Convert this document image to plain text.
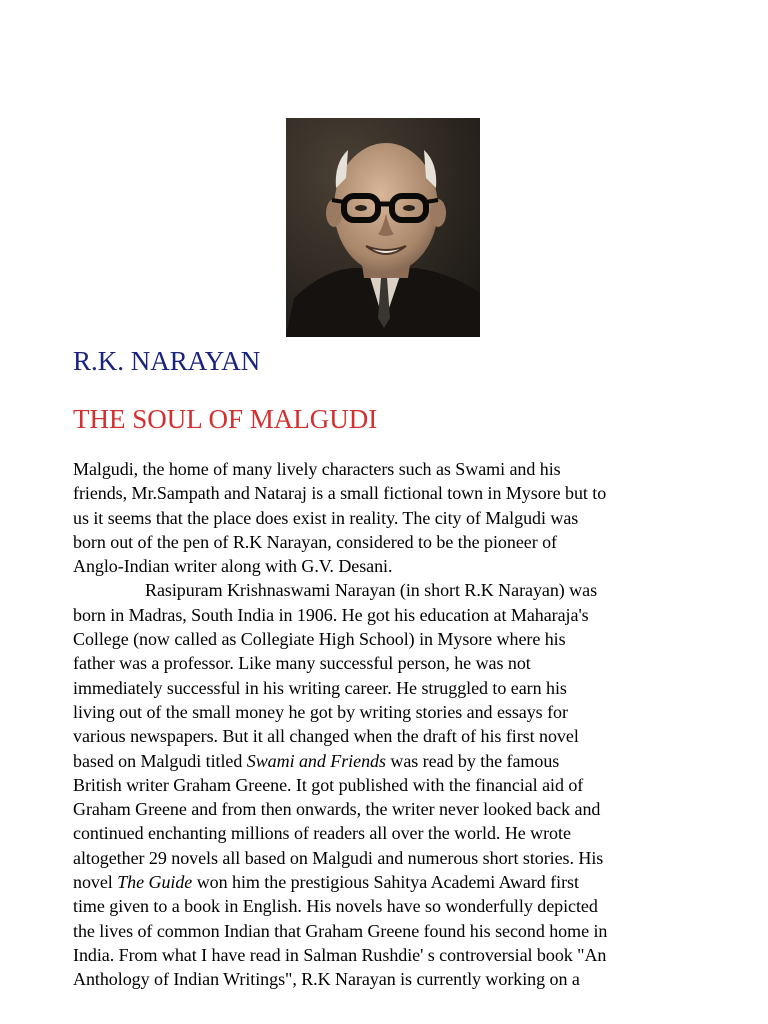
R.K. NARAYAN
THE SOUL OF MALGUDI
Malgudi, the home of many lively characters such as Swami and his
friends, Mr.Sampath and Nataraj is a small fictional town in Mysore but to
us it seems that the place does exist in reality. The city of Malgudi was
born out of the pen of R.K Narayan, considered to be the pioneer of
Anglo-Indian writer along with G.V. Desani.
Rasipuram Krishnaswami Narayan (in short R.K Narayan) was
born in Madras, South India in 1906. He got his education at Maharaja's
College (now called as Collegiate High School) in Mysore where his
father was a professor. Like many successful person, he was not
immediately successful in his writing career. He struggled to earn his
living out of the small money he got by writing stories and essays for
various newspapers. But it all changed when the draft of his first novel
based on Malgudi titled Swami and Friends was read by the famous
British writer Graham Greene. It got published with the financial aid of
Graham Greene and from then onwards, the writer never looked back and
continued enchanting millions of readers all over the world. He wrote
altogether 29 novels all based on Malgudi and numerous short stories. His
novel The Guide won him the prestigious Sahitya Academi Award first
time given to a book in English. His novels have so wonderfully depicted
the lives of common Indian that Graham Greene found his second home in
India. From what I have read in Salman Rushdie' s controversial book "An
Anthology of Indian Writings", R.K Narayan is currently working on a
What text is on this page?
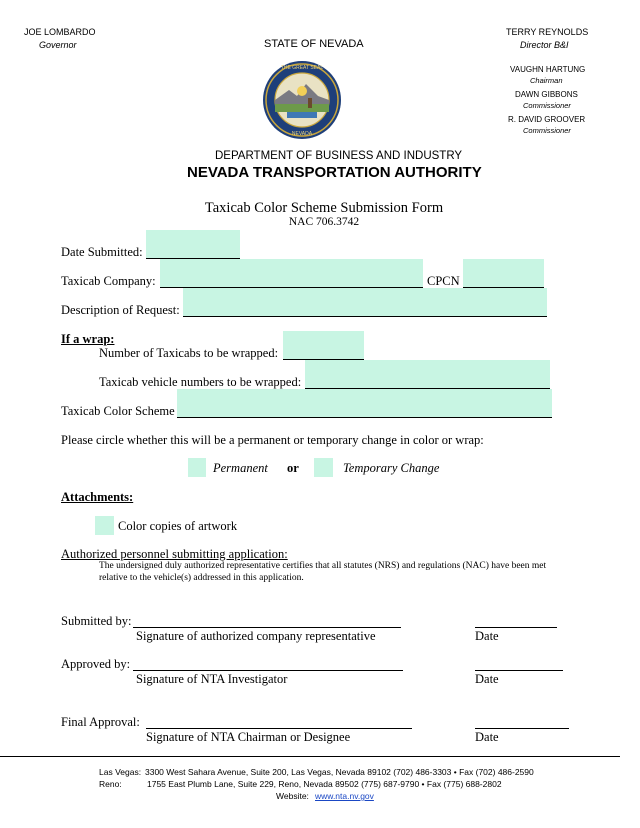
JOE LOMBARDO
Governor	STATE OF NEVADA
TERRY REYNOLDS
Director B&I
VAUGHN HARTUNG
Chairman
DAWN GIBBONS
Commissioner
R. DAVID GROOVER
Commissioner
THE GREAT SEAL
NEVADA
DEPARTMENT OF BUSINESS AND INDUSTRY
NEVADA TRANSPORTATION AUTHORITY
Taxicab Color Scheme Submission Form
NAC 706.3742
Date Submitted:
Taxicab Company:	CPCN
Description of Request:
If a wrap:
Number of Taxicabs to be wrapped:
Taxicab vehicle numbers to be wrapped:
Taxicab Color Scheme
Please circle whether this will be a permanent or temporary change in color or wrap:
Permanent or	Temporary Change
Attachments:
Color copies of artwork
Authorized personnel submitting application:
The undersigned duly authorized representative certifies that all statutes (NRS) and regulations (NAC) have been met
relative to the vehicle(s) addressed in this application.
Submitted by:
Signature of authorized company representative	Date
Approved by:
Signature of NTA Investigator	Date
Final Approval:
Signature of NTA Chairman or Designee	Date
Las Vegas: 3300 West Sahara Avenue, Suite 200, Las Vegas, Nevada 89102 (702) 486-3303 • Fax (702) 486-2590
Reno:	1755 East Plumb Lane, Suite 229, Reno, Nevada 89502 (775) 687-9790 • Fax (775) 688-2802
Website: www.nta.nv.gov
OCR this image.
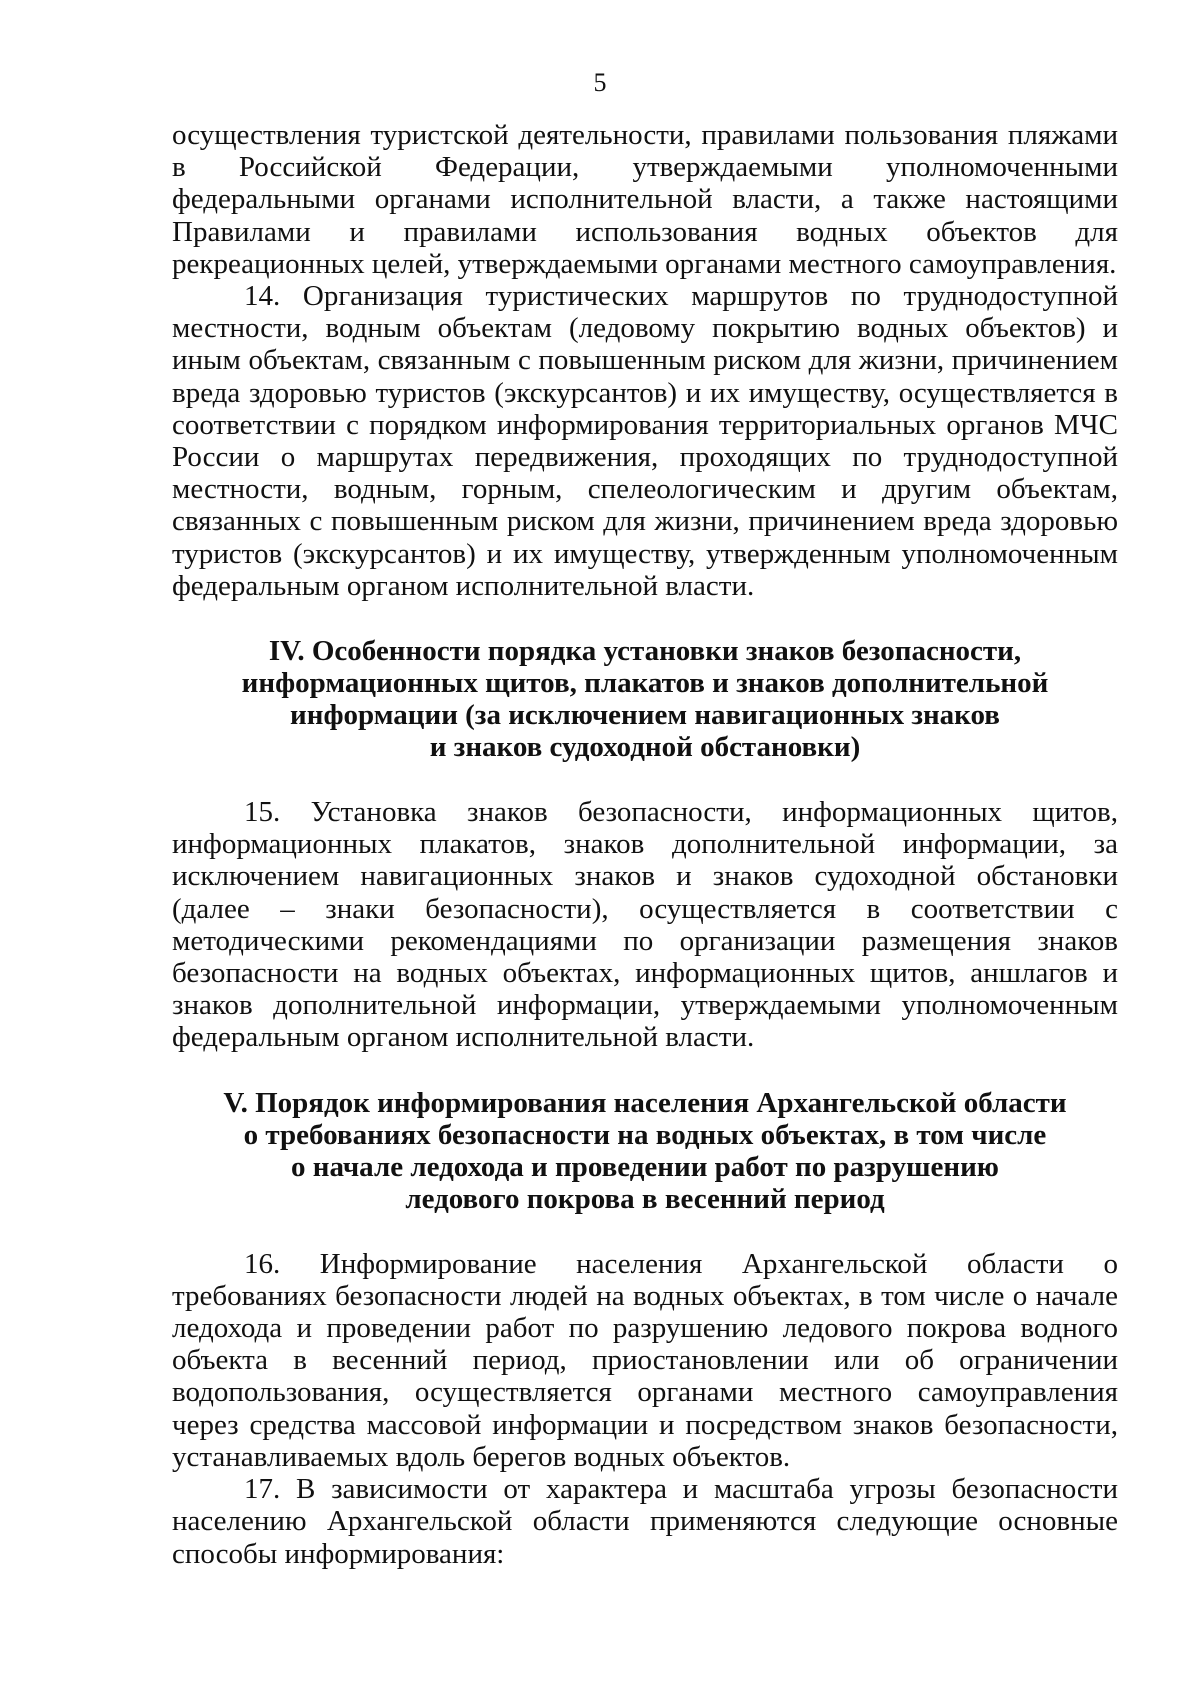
5

осуществления туристской деятельности, правилами пользования пляжами в Российской Федерации, утверждаемыми уполномоченными федеральными органами исполнительной власти, а также настоящими Правилами и правилами использования водных объектов для рекреационных целей, утверждаемыми органами местного самоуправления.

14. Организация туристических маршрутов по труднодоступной местности, водным объектам (ледовому покрытию водных объектов) и иным объектам, связанным с повышенным риском для жизни, причинением вреда здоровью туристов (экскурсантов) и их имуществу, осуществляется в соответствии с порядком информирования территориальных органов МЧС России о маршрутах передвижения, проходящих по труднодоступной местности, водным, горным, спелеологическим и другим объектам, связанных с повышенным риском для жизни, причинением вреда здоровью туристов (экскурсантов) и их имуществу, утвержденным уполномоченным федеральным органом исполнительной власти.

IV. Особенности порядка установки знаков безопасности,
информационных щитов, плакатов и знаков дополнительной
информации (за исключением навигационных знаков
и знаков судоходной обстановки)

15. Установка знаков безопасности, информационных щитов, информационных плакатов, знаков дополнительной информации, за исключением навигационных знаков и знаков судоходной обстановки (далее – знаки безопасности), осуществляется в соответствии с методическими рекомендациями по организации размещения знаков безопасности на водных объектах, информационных щитов, аншлагов и знаков дополнительной информации, утверждаемыми уполномоченным федеральным органом исполнительной власти.

V. Порядок информирования населения Архангельской области
о требованиях безопасности на водных объектах, в том числе
о начале ледохода и проведении работ по разрушению
ледового покрова в весенний период

16. Информирование населения Архангельской области о требованиях безопасности людей на водных объектах, в том числе о начале ледохода и проведении работ по разрушению ледового покрова водного объекта в весенний период, приостановлении или об ограничении водопользования, осуществляется органами местного самоуправления через средства массовой информации и посредством знаков безопасности, устанавливаемых вдоль берегов водных объектов.

17. В зависимости от характера и масштаба угрозы безопасности населению Архангельской области применяются следующие основные способы информирования:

==========

Reproduce all of the material exactly, apart from the pictures.

### Solution to this problem
Convert this document image to plain text.
R.K. NARAYAN
THE SOUL OF MALGUDI
Malgudi, the home of many lively characters such as Swami and his
friends, Mr.Sampath and Nataraj is a small fictional town in Mysore but to
us it seems that the place does exist in reality. The city of Malgudi was
born out of the pen of R.K Narayan, considered to be the pioneer of
Anglo-Indian writer along with G.V. Desani.
Rasipuram Krishnaswami Narayan (in short R.K Narayan) was
born in Madras, South India in 1906. He got his education at Maharaja's
College (now called as Collegiate High School) in Mysore where his
father was a professor. Like many successful person, he was not
immediately successful in his writing career. He struggled to earn his
living out of the small money he got by writing stories and essays for
various newspapers. But it all changed when the draft of his first novel
based on Malgudi titled Swami and Friends was read by the famous
British writer Graham Greene. It got published with the financial aid of
Graham Greene and from then onwards, the writer never looked back and
continued enchanting millions of readers all over the world. He wrote
altogether 29 novels all based on Malgudi and numerous short stories. His
novel The Guide won him the prestigious Sahitya Academi Award first
time given to a book in English. His novels have so wonderfully depicted
the lives of common Indian that Graham Greene found his second home in
India. From what I have read in Salman Rushdie' s controversial book "An
Anthology of Indian Writings", R.K Narayan is currently working on a
What text is on this page?
JOE LOMBARDO
Governor	STATE OF NEVADA
TERRY REYNOLDS
Director B&I
VAUGHN HARTUNG
Chairman
DAWN GIBBONS
Commissioner
R. DAVID GROOVER
Commissioner
THE GREAT SEAL
NEVADA
DEPARTMENT OF BUSINESS AND INDUSTRY
NEVADA TRANSPORTATION AUTHORITY
Taxicab Color Scheme Submission Form
NAC 706.3742
Date Submitted:
Taxicab Company:	CPCN
Description of Request:
If a wrap:
Number of Taxicabs to be wrapped:
Taxicab vehicle numbers to be wrapped:
Taxicab Color Scheme
Please circle whether this will be a permanent or temporary change in color or wrap:
Permanent or	Temporary Change
Attachments:
Color copies of artwork
Authorized personnel submitting application:
The undersigned duly authorized representative certifies that all statutes (NRS) and regulations (NAC) have been met
relative to the vehicle(s) addressed in this application.
Submitted by:
Signature of authorized company representative	Date
Approved by:
Signature of NTA Investigator	Date
Final Approval:
Signature of NTA Chairman or Designee	Date
Las Vegas: 3300 West Sahara Avenue, Suite 200, Las Vegas, Nevada 89102 (702) 486-3303 • Fax (702) 486-2590
Reno:	1755 East Plumb Lane, Suite 229, Reno, Nevada 89502 (775) 687-9790 • Fax (775) 688-2802
Website: www.nta.nv.gov
OCR this image.
5

осуществления туристской деятельности, правилами пользования пляжами в Российской Федерации, утверждаемыми уполномоченными федеральными органами исполнительной власти, а также настоящими Правилами и правилами использования водных объектов для рекреационных целей, утверждаемыми органами местного самоуправления.

14. Организация туристических маршрутов по труднодоступной местности, водным объектам (ледовому покрытию водных объектов) и иным объектам, связанным с повышенным риском для жизни, причинением вреда здоровью туристов (экскурсантов) и их имуществу, осуществляется в соответствии с порядком информирования территориальных органов МЧС России о маршрутах передвижения, проходящих по труднодоступной местности, водным, горным, спелеологическим и другим объектам, связанных с повышенным риском для жизни, причинением вреда здоровью туристов (экскурсантов) и их имуществу, утвержденным уполномоченным федеральным органом исполнительной власти.

IV. Особенности порядка установки знаков безопасности,
информационных щитов, плакатов и знаков дополнительной
информации (за исключением навигационных знаков
и знаков судоходной обстановки)

15. Установка знаков безопасности, информационных щитов, информационных плакатов, знаков дополнительной информации, за исключением навигационных знаков и знаков судоходной обстановки (далее – знаки безопасности), осуществляется в соответствии с методическими рекомендациями по организации размещения знаков безопасности на водных объектах, информационных щитов, аншлагов и знаков дополнительной информации, утверждаемыми уполномоченным федеральным органом исполнительной власти.

V. Порядок информирования населения Архангельской области
о требованиях безопасности на водных объектах, в том числе
о начале ледохода и проведении работ по разрушению
ледового покрова в весенний период

16. Информирование населения Архангельской области о требованиях безопасности людей на водных объектах, в том числе о начале ледохода и проведении работ по разрушению ледового покрова водного объекта в весенний период, приостановлении или об ограничении водопользования, осуществляется органами местного самоуправления через средства массовой информации и посредством знаков безопасности, устанавливаемых вдоль берегов водных объектов.

17. В зависимости от характера и масштаба угрозы безопасности населению Архангельской области применяются следующие основные способы информирования:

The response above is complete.